Requirement >> Find every line with the word "SiO₂". Copy those lines.

Available data >>

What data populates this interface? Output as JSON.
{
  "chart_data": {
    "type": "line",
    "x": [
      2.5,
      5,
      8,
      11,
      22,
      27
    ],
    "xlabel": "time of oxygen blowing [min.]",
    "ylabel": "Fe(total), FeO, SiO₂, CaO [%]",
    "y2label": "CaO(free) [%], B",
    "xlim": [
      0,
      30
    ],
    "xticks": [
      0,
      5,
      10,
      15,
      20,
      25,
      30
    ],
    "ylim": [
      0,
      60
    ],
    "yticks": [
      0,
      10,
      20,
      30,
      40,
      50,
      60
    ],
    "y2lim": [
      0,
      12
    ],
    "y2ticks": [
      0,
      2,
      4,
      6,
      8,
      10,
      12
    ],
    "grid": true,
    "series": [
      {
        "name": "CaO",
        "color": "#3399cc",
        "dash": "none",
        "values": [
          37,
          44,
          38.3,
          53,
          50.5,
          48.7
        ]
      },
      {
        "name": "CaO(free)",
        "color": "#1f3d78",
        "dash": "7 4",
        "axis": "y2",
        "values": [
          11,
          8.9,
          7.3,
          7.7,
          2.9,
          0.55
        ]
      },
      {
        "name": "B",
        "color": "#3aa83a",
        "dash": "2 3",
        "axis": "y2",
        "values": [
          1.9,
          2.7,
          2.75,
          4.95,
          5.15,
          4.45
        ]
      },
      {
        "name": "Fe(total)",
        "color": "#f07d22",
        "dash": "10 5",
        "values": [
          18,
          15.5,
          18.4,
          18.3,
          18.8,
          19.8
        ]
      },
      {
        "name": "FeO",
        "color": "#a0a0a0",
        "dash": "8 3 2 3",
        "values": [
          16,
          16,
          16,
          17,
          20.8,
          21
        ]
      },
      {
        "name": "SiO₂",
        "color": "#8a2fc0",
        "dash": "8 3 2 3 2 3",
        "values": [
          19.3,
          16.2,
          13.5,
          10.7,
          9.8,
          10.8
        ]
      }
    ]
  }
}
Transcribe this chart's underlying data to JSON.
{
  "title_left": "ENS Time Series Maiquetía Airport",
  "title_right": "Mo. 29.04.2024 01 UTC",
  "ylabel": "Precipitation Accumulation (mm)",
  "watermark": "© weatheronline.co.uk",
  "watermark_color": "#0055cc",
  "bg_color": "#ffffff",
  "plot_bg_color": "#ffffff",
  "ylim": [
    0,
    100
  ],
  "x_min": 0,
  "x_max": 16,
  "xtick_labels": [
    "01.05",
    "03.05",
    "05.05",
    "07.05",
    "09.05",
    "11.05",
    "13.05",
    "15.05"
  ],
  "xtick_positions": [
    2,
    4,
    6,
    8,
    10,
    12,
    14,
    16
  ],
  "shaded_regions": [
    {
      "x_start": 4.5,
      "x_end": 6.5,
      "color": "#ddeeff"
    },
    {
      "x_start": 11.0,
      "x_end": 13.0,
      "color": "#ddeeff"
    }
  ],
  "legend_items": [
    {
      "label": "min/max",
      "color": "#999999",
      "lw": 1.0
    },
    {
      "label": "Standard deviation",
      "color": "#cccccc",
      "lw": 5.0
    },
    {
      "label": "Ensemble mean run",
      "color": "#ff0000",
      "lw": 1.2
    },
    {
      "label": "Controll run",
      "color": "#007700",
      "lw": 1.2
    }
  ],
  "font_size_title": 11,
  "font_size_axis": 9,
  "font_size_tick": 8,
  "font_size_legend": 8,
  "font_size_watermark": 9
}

Output >>
    "ylabel": "Fe(total), FeO, SiO₂, CaO [%]",
        "name": "SiO₂",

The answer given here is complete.